Rows from a dataset:
___

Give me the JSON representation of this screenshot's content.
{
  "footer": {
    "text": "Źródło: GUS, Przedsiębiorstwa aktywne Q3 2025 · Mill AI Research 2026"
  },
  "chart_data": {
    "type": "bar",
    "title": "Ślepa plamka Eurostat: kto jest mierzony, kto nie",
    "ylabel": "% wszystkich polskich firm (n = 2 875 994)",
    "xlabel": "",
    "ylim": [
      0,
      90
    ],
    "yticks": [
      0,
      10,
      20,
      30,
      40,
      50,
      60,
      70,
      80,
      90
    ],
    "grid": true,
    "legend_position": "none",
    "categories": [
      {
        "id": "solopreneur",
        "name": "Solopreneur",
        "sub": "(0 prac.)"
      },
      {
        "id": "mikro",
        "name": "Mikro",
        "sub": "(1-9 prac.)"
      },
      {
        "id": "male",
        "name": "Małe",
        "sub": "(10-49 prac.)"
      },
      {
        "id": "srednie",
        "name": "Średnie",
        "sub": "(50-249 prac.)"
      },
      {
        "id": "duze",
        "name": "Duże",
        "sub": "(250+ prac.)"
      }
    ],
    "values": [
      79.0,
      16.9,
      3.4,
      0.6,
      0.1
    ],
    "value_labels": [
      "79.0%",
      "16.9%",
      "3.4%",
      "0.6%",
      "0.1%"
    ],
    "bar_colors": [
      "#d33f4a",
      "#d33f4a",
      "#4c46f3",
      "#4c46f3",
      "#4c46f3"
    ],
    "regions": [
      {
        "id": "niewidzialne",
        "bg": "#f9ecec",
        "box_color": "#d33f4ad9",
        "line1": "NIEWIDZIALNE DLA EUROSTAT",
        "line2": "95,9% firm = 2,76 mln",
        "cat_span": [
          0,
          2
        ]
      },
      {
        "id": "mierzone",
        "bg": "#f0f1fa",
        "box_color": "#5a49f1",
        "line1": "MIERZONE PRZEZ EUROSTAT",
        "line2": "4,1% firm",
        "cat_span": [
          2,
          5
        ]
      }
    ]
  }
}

___

_Stated task_
Restate the whole listing exactly.

_Written reply_
Give me the JSON representation of this screenshot's content.
{
  "footer": {
    "text": "Źródło: GUS, Przedsiębiorstwa aktywne Q3 2025 · Mill AI Research 2026"
  },
  "chart_data": {
    "type": "bar",
    "title": "Ślepa plamka Eurostat: kto jest mierzony, kto nie",
    "ylabel": "% wszystkich polskich firm (n = 2 875 994)",
    "xlabel": "",
    "ylim": [
      0,
      90
    ],
    "yticks": [
      0,
      10,
      20,
      30,
      40,
      50,
      60,
      70,
      80,
      90
    ],
    "grid": true,
    "legend_position": "none",
    "categories": [
      {
        "id": "solopreneur",
        "name": "Solopreneur",
        "sub": "(0 prac.)"
      },
      {
        "id": "mikro",
        "name": "Mikro",
        "sub": "(1-9 prac.)"
      },
      {
        "id": "male",
        "name": "Małe",
        "sub": "(10-49 prac.)"
      },
      {
        "id": "srednie",
        "name": "Średnie",
        "sub": "(50-249 prac.)"
      },
      {
        "id": "duze",
        "name": "Duże",
        "sub": "(250+ prac.)"
      }
    ],
    "values": [
      79.0,
      16.9,
      3.4,
      0.6,
      0.1
    ],
    "value_labels": [
      "79.0%",
      "16.9%",
      "3.4%",
      "0.6%",
      "0.1%"
    ],
    "bar_colors": [
      "#d33f4a",
      "#d33f4a",
      "#4c46f3",
      "#4c46f3",
      "#4c46f3"
    ],
    "regions": [
      {
        "id": "niewidzialne",
        "bg": "#f9ecec",
        "box_color": "#d33f4ad9",
        "line1": "NIEWIDZIALNE DLA EUROSTAT",
        "line2": "95,9% firm = 2,76 mln",
        "cat_span": [
          0,
          2
        ]
      },
      {
        "id": "mierzone",
        "bg": "#f0f1fa",
        "box_color": "#5a49f1",
        "line1": "MIERZONE PRZEZ EUROSTAT",
        "line2": "4,1% firm",
        "cat_span": [
          2,
          5
        ]
      }
    ]
  }
}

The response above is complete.